[Dataset items]
---+---

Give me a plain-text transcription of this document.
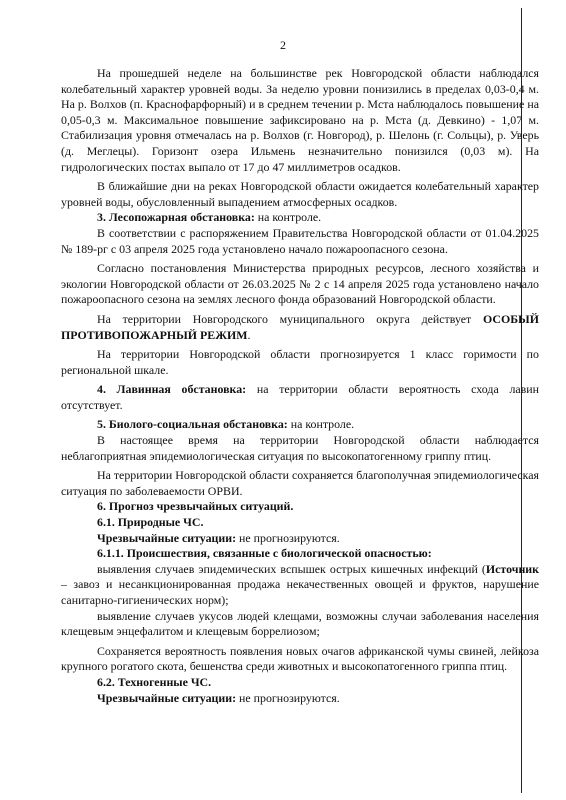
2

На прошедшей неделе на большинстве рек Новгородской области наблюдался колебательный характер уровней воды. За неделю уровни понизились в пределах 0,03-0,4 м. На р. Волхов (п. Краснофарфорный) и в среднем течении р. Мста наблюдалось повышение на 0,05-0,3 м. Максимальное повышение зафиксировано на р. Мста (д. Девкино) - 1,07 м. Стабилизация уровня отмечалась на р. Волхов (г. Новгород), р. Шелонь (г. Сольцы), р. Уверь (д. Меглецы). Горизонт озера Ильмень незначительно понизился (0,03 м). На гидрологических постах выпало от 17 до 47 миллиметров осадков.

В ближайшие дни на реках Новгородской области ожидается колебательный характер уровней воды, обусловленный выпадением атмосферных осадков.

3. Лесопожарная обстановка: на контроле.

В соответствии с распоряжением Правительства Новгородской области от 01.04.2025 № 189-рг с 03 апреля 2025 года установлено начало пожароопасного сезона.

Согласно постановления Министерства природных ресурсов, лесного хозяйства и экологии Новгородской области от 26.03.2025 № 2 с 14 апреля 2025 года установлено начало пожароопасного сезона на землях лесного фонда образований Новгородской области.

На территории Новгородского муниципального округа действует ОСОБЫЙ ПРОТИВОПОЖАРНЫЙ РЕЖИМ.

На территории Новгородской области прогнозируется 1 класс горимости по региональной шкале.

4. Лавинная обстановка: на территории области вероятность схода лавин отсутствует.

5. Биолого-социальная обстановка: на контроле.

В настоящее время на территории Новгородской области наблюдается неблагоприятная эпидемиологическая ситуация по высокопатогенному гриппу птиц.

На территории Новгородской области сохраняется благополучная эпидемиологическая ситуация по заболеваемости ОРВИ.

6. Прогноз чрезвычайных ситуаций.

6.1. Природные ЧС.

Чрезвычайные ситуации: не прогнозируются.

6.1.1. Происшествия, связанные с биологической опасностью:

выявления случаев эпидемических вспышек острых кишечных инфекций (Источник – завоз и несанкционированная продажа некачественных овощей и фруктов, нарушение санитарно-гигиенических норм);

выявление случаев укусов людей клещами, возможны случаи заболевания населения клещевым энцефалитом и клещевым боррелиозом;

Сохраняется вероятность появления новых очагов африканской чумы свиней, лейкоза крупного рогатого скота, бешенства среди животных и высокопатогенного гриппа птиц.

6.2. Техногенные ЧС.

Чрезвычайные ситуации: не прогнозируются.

---+---

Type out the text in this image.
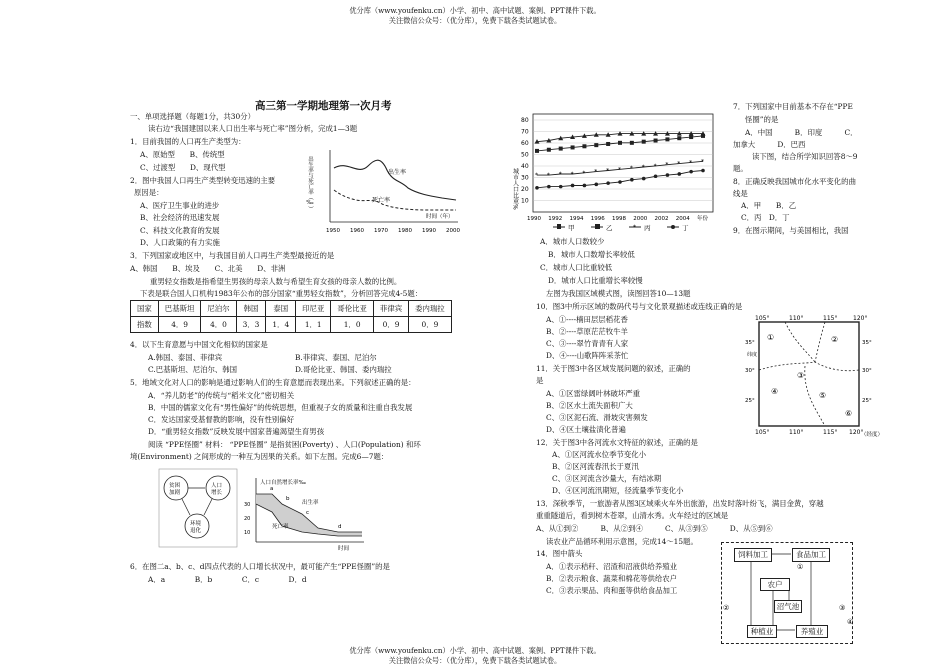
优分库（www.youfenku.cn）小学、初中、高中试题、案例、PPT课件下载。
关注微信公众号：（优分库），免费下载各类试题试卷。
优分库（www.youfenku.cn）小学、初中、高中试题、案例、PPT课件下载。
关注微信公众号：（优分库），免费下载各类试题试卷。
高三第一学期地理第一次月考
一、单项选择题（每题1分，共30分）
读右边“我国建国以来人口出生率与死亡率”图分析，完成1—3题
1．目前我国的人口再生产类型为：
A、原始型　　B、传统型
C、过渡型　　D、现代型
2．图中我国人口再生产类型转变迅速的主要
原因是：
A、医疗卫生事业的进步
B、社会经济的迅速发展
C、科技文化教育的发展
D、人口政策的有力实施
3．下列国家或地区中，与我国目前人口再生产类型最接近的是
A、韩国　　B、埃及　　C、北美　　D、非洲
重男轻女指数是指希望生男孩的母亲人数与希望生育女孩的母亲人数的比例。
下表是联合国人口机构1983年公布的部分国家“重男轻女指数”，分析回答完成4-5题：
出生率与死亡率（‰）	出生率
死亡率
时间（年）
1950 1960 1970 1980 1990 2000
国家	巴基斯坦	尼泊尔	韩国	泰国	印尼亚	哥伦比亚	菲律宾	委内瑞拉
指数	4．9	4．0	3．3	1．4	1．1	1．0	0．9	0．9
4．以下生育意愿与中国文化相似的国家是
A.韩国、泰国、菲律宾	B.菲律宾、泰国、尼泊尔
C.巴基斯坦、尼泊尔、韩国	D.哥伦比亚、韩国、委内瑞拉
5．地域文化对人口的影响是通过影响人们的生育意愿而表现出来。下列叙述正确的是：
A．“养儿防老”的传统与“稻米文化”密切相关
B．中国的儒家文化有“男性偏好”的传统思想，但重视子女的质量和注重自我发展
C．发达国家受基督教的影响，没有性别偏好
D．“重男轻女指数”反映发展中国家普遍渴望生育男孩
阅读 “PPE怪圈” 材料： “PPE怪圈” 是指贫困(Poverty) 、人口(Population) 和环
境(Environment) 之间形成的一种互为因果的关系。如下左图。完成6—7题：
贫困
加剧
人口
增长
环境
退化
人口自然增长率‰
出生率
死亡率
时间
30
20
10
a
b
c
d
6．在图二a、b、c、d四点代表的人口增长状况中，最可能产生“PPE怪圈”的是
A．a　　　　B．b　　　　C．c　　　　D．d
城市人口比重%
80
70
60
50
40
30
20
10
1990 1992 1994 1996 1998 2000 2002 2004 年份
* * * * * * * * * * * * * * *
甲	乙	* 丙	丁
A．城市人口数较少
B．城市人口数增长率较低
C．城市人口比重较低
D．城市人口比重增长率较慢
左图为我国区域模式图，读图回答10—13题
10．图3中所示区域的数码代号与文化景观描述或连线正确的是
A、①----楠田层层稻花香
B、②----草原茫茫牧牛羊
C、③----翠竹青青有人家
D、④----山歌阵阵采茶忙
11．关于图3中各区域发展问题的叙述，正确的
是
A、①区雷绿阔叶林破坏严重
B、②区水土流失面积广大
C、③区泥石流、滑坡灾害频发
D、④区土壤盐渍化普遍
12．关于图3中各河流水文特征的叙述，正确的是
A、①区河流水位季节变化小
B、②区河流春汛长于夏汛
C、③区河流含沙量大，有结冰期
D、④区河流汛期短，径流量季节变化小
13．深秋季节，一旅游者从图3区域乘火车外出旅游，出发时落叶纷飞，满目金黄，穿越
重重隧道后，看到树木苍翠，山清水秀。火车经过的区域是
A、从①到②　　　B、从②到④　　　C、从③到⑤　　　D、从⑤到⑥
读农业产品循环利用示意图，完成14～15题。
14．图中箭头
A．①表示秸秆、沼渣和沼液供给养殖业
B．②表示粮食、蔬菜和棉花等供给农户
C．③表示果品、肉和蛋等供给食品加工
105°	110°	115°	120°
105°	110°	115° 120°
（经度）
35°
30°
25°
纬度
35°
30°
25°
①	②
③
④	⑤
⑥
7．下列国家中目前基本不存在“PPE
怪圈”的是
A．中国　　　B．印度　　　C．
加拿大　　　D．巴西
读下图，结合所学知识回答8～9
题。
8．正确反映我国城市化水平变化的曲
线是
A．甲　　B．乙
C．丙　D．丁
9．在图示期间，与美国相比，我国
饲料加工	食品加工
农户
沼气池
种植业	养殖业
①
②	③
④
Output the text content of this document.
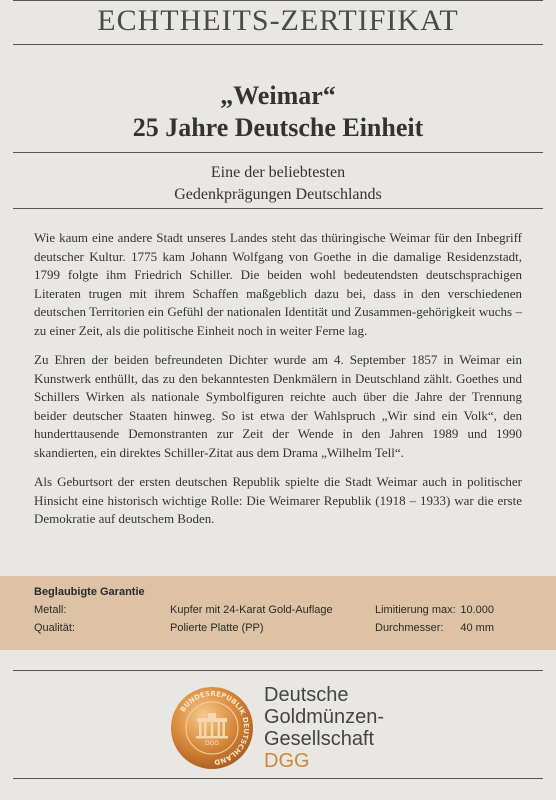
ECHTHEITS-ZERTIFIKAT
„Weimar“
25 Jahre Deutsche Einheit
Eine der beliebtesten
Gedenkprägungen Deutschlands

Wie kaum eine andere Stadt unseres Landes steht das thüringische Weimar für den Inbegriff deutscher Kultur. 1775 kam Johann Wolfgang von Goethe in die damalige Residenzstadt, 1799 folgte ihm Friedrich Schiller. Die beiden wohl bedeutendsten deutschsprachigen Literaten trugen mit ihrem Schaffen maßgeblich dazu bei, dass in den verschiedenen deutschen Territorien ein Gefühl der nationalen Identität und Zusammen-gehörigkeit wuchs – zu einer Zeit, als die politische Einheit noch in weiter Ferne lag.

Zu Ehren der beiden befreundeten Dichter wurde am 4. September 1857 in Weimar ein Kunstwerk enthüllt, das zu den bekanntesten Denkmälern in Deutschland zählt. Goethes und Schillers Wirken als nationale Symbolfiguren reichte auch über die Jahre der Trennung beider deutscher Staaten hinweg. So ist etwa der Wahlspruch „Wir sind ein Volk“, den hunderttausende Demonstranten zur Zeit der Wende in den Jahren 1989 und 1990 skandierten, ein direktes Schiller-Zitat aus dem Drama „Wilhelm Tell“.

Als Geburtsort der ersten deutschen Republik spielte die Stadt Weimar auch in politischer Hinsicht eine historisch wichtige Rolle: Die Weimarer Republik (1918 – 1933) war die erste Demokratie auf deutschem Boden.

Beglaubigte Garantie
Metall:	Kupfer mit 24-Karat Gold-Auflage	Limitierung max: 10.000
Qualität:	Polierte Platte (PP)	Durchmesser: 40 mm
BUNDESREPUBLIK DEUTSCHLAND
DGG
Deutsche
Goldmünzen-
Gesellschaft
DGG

---+---

Exercise aim: Copy out all lines where the word "ситуация" appears.

Complete output:
В настоящее время на территории Новгородской области наблюдается неблагоприятная эпидемиологическая ситуация по высокопатогенному гриппу птиц.
На территории Новгородской области сохраняется благополучная эпидемиологическая ситуация по заболеваемости ОРВИ.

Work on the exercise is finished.